[The exercise]:
Keep every line where the word "door" appears; drop the rest.

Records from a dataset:
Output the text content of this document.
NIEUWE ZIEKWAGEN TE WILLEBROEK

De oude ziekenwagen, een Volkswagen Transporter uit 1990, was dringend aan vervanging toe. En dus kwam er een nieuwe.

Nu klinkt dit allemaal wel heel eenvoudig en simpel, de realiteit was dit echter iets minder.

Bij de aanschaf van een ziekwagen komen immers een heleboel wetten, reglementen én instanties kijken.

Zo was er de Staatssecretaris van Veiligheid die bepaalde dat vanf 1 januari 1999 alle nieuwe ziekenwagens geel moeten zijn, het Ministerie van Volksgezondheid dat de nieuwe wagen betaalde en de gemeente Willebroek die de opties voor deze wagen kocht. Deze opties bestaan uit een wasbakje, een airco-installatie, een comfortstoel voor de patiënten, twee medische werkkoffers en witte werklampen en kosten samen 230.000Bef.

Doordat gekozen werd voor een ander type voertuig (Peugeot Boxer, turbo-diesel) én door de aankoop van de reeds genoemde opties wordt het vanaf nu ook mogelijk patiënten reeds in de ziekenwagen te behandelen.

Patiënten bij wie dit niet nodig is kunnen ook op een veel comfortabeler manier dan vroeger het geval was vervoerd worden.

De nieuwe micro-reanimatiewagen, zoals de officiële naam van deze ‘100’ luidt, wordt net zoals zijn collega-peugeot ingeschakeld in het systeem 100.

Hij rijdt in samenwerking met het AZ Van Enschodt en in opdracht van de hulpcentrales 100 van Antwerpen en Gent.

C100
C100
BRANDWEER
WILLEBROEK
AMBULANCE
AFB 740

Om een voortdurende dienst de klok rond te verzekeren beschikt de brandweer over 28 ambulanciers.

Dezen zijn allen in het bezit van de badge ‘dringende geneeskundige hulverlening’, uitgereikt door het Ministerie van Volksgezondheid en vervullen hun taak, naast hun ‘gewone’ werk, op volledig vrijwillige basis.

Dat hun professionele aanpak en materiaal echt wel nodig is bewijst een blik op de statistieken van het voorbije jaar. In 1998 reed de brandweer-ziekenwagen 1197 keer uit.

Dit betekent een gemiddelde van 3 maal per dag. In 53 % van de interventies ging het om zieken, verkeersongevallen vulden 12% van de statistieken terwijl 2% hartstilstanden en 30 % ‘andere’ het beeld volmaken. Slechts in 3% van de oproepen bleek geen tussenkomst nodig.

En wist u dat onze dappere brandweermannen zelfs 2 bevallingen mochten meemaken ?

[Response to the task]:
Doordat gekozen werd voor een ander type voertuig (Peugeot Boxer, turbo-diesel) én door de aankoop van de reeds genoemde opties wordt het vanaf nu ook mogelijk patiënten reeds in de ziekenwagen te behandelen.
Dezen zijn allen in het bezit van de badge ‘dringende geneeskundige hulverlening’, uitgereikt door het Ministerie van Volksgezondheid en vervullen hun taak, naast hun ‘gewone’ werk, op volledig vrijwillige basis.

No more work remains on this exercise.